There are basically two mechanisms of chemical reaction available for the synthesis of linear polymers:
- Poly-condensation: with this operation two molecules of same type or of different types are joined together to form macromolecules by removing simple secondary products as water, hydrochloric acid, alcohol. The prerequisite for reactions of this type is the presence in the molecule (monomer) of two terminal reactive groups with functional properties.
Poly-addition: this operation joins together several molecules and redistributes the valence links existing in the monomers, however without removing secondary products.
Many unsaturated compounds which are characterized by the presence of a double link between
two adjacent carbon atoms as ethylene and its derivatives, polymerise according to this reaction;
within this category fall e.g. acrylic and polyolefin fibres.

Records supplied:
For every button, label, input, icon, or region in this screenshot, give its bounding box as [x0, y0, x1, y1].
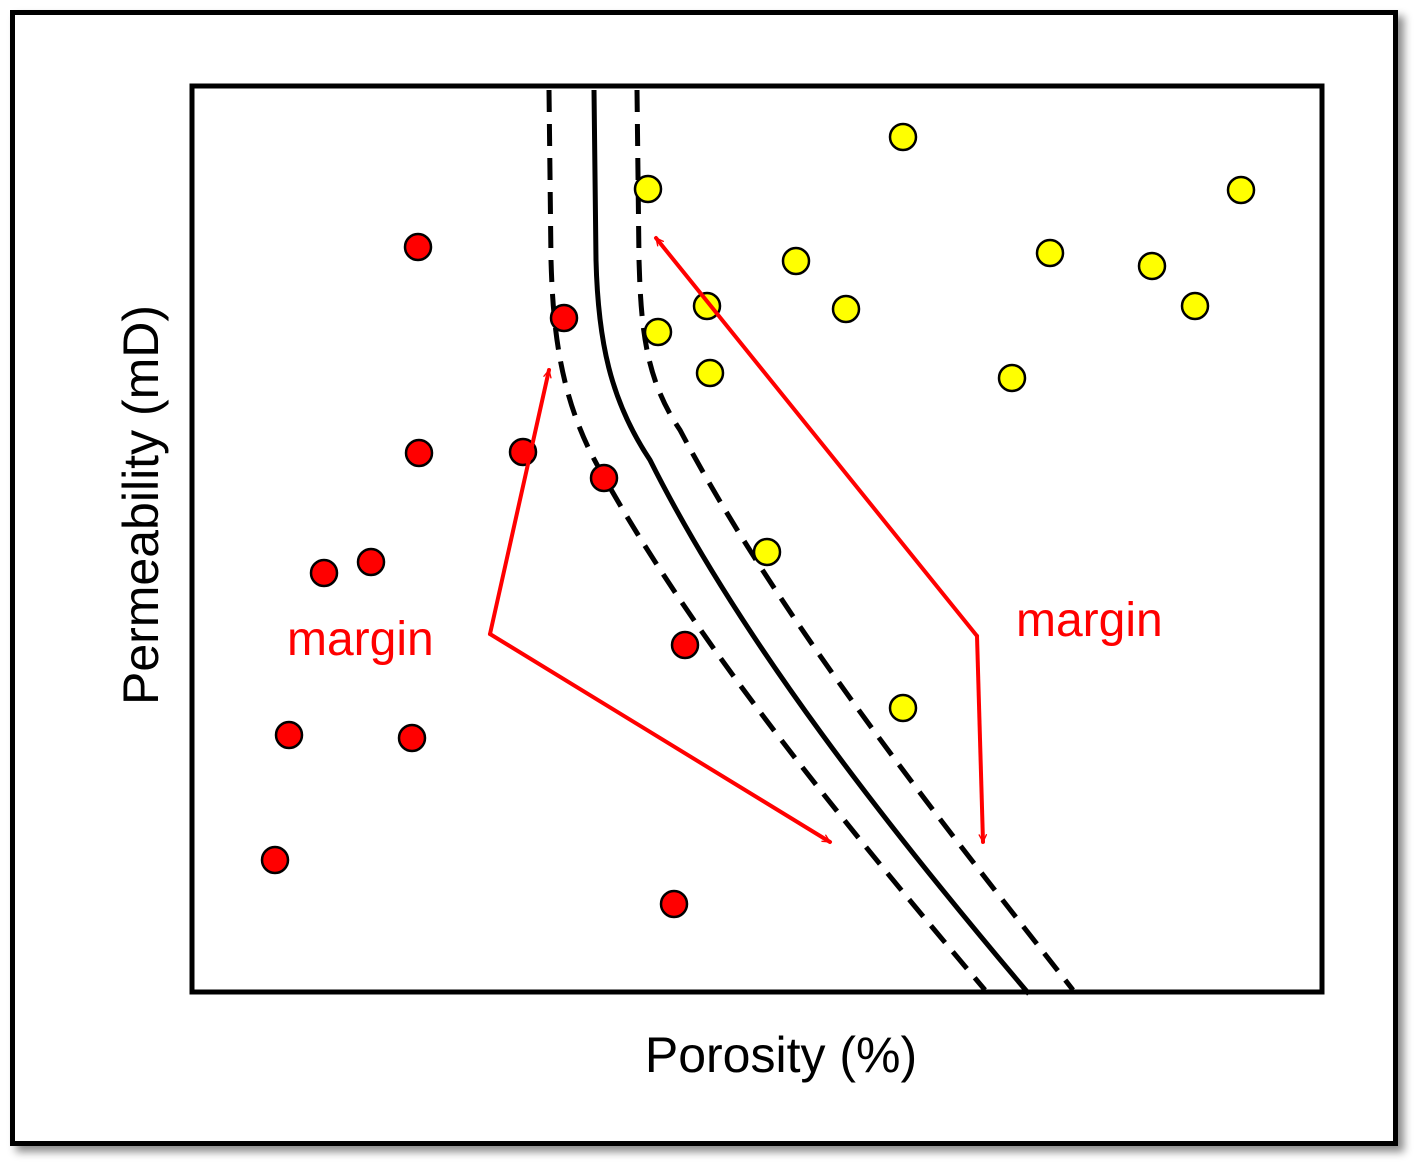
margin-arrows-left: [488, 368, 832, 844]
x-axis-label: Porosity (%): [645, 1027, 917, 1083]
yellow-point: [997, 363, 1027, 393]
yellow-point: [692, 291, 722, 321]
right-arrow-up: [654, 236, 979, 638]
yellow-point: [888, 122, 918, 152]
red-point: [670, 630, 700, 660]
yellow-class-points: [633, 122, 1256, 723]
red-point: [397, 723, 427, 753]
yellow-point: [1226, 175, 1256, 205]
margin-label-left: margin: [287, 613, 434, 666]
y-axis-label: Permeability (mD): [113, 305, 169, 705]
yellow-point: [781, 246, 811, 276]
red-point: [403, 232, 433, 262]
yellow-point: [1137, 251, 1167, 281]
red-point: [260, 845, 290, 875]
margin-label-right: margin: [1016, 594, 1163, 647]
yellow-point: [888, 693, 918, 723]
right-arrow-down: [975, 634, 988, 844]
yellow-point: [831, 294, 861, 324]
yellow-point: [695, 358, 725, 388]
yellow-point: [643, 317, 673, 347]
red-point: [549, 303, 579, 333]
red-point: [589, 463, 619, 493]
red-point: [356, 547, 386, 577]
margin-arrows-right: [654, 236, 988, 844]
red-point: [659, 889, 689, 919]
yellow-point: [1180, 291, 1210, 321]
yellow-point: [1035, 238, 1065, 268]
red-point: [309, 558, 339, 588]
decision-boundary: [591, 89, 1031, 996]
red-point: [274, 720, 304, 750]
left-arrow-up: [488, 368, 552, 636]
yellow-point: [752, 537, 782, 567]
red-point: [404, 438, 434, 468]
yellow-point: [633, 174, 663, 204]
plot-area: [189, 83, 1325, 995]
left-arrow-down: [488, 632, 832, 844]
left-margin-line: [546, 89, 987, 992]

Work instructions:
1 - According to the extract on polymer synthesis, which secondary products does poly-condensation remove?
2 - Express everything in the records from the line containing "margin-arrows-left: [488, 368, 832, 844]" down to the line containing "yellow-point: [643, 317, 673, 347]", both included, as a JSON list of strings with one string per line and blank lines left out.

Answer set:
1 - Water, hydrochloric acid and alcohol.

2 -
[
  "margin-arrows-left: [488, 368, 832, 844]",
  "x-axis-label: Porosity (%): [645, 1027, 917, 1083]",
  "yellow-point: [997, 363, 1027, 393]",
  "yellow-point: [692, 291, 722, 321]",
  "right-arrow-up: [654, 236, 979, 638]",
  "yellow-point: [888, 122, 918, 152]",
  "red-point: [670, 630, 700, 660]",
  "yellow-class-points: [633, 122, 1256, 723]",
  "red-point: [397, 723, 427, 753]",
  "yellow-point: [1226, 175, 1256, 205]",
  "margin-label-left: margin: [287, 613, 434, 666]",
  "y-axis-label: Permeability (mD): [113, 305, 169, 705]",
  "yellow-point: [781, 246, 811, 276]",
  "red-point: [403, 232, 433, 262]",
  "yellow-point: [1137, 251, 1167, 281]",
  "red-point: [260, 845, 290, 875]",
  "margin-label-right: margin: [1016, 594, 1163, 647]",
  "yellow-point: [888, 693, 918, 723]",
  "right-arrow-down: [975, 634, 988, 844]",
  "yellow-point: [831, 294, 861, 324]",
  "yellow-point: [695, 358, 725, 388]",
  "yellow-point: [643, 317, 673, 347]"
]